* start Provided records *
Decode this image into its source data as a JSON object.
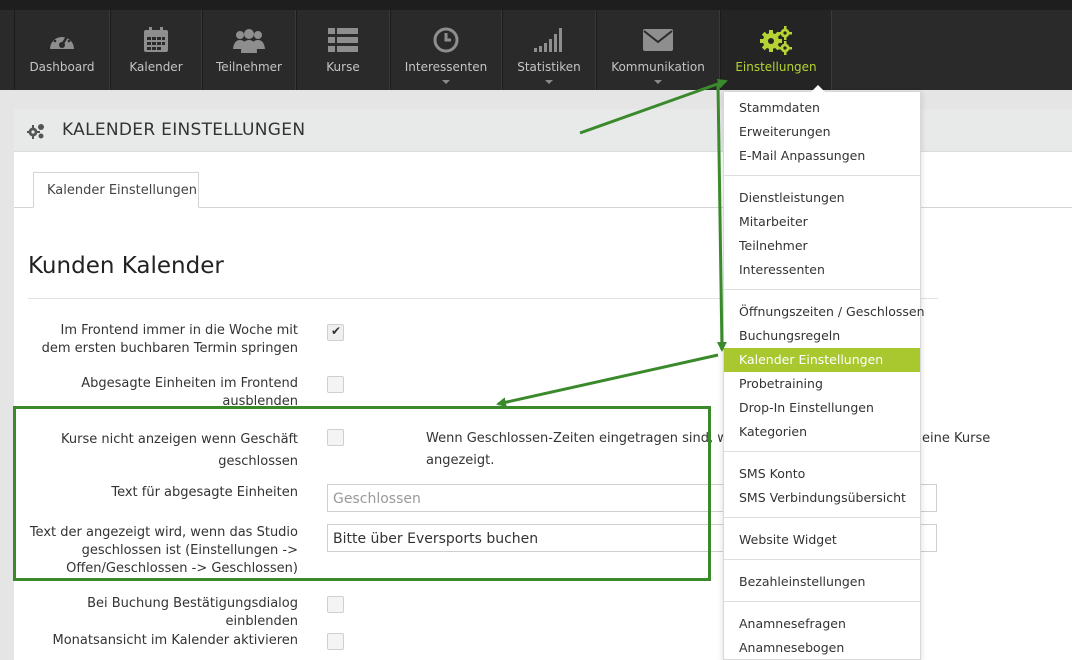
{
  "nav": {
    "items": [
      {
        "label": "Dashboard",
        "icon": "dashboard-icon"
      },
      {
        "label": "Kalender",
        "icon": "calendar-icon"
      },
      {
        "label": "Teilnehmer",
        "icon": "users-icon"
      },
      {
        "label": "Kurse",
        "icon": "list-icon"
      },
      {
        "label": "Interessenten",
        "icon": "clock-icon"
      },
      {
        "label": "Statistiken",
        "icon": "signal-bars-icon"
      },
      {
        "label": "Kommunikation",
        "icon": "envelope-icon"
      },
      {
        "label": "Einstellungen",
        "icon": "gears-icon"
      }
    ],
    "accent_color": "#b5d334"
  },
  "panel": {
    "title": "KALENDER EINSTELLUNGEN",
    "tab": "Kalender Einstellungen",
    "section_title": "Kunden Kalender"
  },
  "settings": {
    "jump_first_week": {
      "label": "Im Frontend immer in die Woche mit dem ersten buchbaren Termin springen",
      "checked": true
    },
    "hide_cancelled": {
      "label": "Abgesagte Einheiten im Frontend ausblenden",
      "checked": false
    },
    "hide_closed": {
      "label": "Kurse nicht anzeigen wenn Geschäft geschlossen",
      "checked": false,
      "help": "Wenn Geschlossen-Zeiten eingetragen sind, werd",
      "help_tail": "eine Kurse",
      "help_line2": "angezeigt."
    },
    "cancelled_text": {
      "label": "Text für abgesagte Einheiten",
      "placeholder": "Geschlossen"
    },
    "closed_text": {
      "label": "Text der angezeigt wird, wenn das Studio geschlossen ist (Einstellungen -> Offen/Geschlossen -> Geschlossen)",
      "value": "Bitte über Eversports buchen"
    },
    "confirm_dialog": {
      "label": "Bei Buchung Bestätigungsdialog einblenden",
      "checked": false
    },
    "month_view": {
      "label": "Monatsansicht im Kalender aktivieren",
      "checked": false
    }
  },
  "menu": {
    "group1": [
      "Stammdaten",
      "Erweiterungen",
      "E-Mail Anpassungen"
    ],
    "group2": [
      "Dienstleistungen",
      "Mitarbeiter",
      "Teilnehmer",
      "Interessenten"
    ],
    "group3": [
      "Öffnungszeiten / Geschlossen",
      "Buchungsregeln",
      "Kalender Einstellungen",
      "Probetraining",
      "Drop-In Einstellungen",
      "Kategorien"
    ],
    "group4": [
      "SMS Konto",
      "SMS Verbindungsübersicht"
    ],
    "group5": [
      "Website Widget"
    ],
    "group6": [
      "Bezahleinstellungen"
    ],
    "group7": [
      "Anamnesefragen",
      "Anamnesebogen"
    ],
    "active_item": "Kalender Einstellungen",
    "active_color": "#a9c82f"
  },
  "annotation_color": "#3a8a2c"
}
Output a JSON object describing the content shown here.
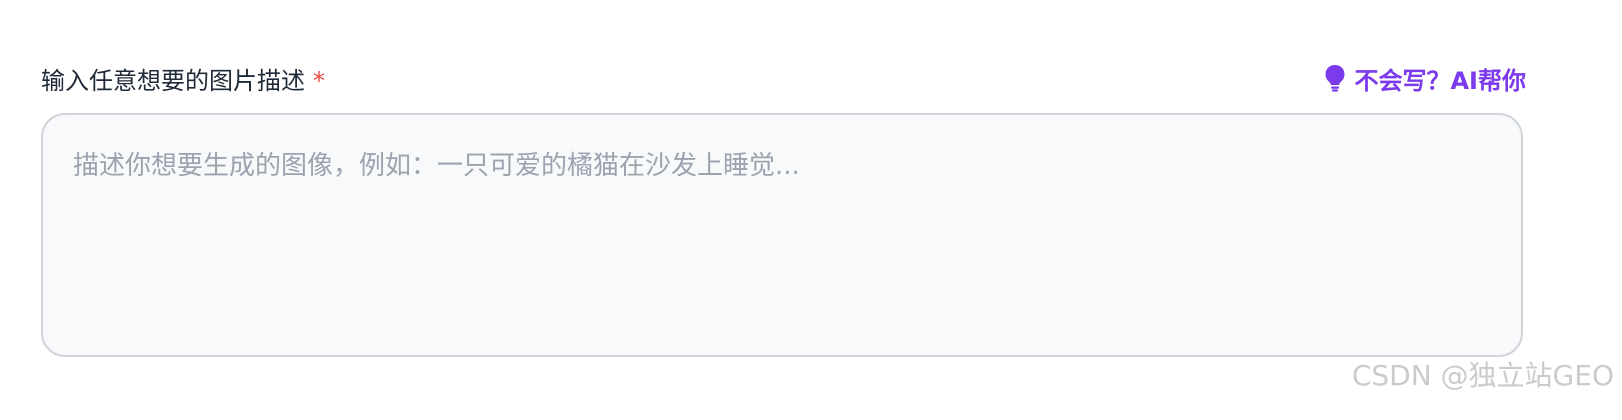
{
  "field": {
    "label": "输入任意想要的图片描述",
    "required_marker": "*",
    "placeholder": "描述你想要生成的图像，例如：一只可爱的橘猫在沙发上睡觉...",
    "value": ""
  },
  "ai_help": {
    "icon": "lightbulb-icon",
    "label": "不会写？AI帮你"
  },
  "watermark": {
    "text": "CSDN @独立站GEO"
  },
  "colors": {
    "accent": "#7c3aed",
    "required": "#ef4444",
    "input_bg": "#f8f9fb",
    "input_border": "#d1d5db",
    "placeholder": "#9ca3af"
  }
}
* end Provided records *
Task directions:
Each line of the data should be quoted exactly, with pictures left out.

Reply to the task:
Decode this image into its source data as a JSON object.
{
  "nav": {
    "items": [
      {
        "label": "Dashboard",
        "icon": "dashboard-icon"
      },
      {
        "label": "Kalender",
        "icon": "calendar-icon"
      },
      {
        "label": "Teilnehmer",
        "icon": "users-icon"
      },
      {
        "label": "Kurse",
        "icon": "list-icon"
      },
      {
        "label": "Interessenten",
        "icon": "clock-icon"
      },
      {
        "label": "Statistiken",
        "icon": "signal-bars-icon"
      },
      {
        "label": "Kommunikation",
        "icon": "envelope-icon"
      },
      {
        "label": "Einstellungen",
        "icon": "gears-icon"
      }
    ],
    "accent_color": "#b5d334"
  },
  "panel": {
    "title": "KALENDER EINSTELLUNGEN",
    "tab": "Kalender Einstellungen",
    "section_title": "Kunden Kalender"
  },
  "settings": {
    "jump_first_week": {
      "label": "Im Frontend immer in die Woche mit dem ersten buchbaren Termin springen",
      "checked": true
    },
    "hide_cancelled": {
      "label": "Abgesagte Einheiten im Frontend ausblenden",
      "checked": false
    },
    "hide_closed": {
      "label": "Kurse nicht anzeigen wenn Geschäft geschlossen",
      "checked": false,
      "help": "Wenn Geschlossen-Zeiten eingetragen sind, werd",
      "help_tail": "eine Kurse",
      "help_line2": "angezeigt."
    },
    "cancelled_text": {
      "label": "Text für abgesagte Einheiten",
      "placeholder": "Geschlossen"
    },
    "closed_text": {
      "label": "Text der angezeigt wird, wenn das Studio geschlossen ist (Einstellungen -> Offen/Geschlossen -> Geschlossen)",
      "value": "Bitte über Eversports buchen"
    },
    "confirm_dialog": {
      "label": "Bei Buchung Bestätigungsdialog einblenden",
      "checked": false
    },
    "month_view": {
      "label": "Monatsansicht im Kalender aktivieren",
      "checked": false
    }
  },
  "menu": {
    "group1": [
      "Stammdaten",
      "Erweiterungen",
      "E-Mail Anpassungen"
    ],
    "group2": [
      "Dienstleistungen",
      "Mitarbeiter",
      "Teilnehmer",
      "Interessenten"
    ],
    "group3": [
      "Öffnungszeiten / Geschlossen",
      "Buchungsregeln",
      "Kalender Einstellungen",
      "Probetraining",
      "Drop-In Einstellungen",
      "Kategorien"
    ],
    "group4": [
      "SMS Konto",
      "SMS Verbindungsübersicht"
    ],
    "group5": [
      "Website Widget"
    ],
    "group6": [
      "Bezahleinstellungen"
    ],
    "group7": [
      "Anamnesefragen",
      "Anamnesebogen"
    ],
    "active_item": "Kalender Einstellungen",
    "active_color": "#a9c82f"
  },
  "annotation_color": "#3a8a2c"
}
Output a JSON object describing the content shown here.
{
  "field": {
    "label": "输入任意想要的图片描述",
    "required_marker": "*",
    "placeholder": "描述你想要生成的图像，例如：一只可爱的橘猫在沙发上睡觉...",
    "value": ""
  },
  "ai_help": {
    "icon": "lightbulb-icon",
    "label": "不会写？AI帮你"
  },
  "watermark": {
    "text": "CSDN @独立站GEO"
  },
  "colors": {
    "accent": "#7c3aed",
    "required": "#ef4444",
    "input_bg": "#f8f9fb",
    "input_border": "#d1d5db",
    "placeholder": "#9ca3af"
  }
}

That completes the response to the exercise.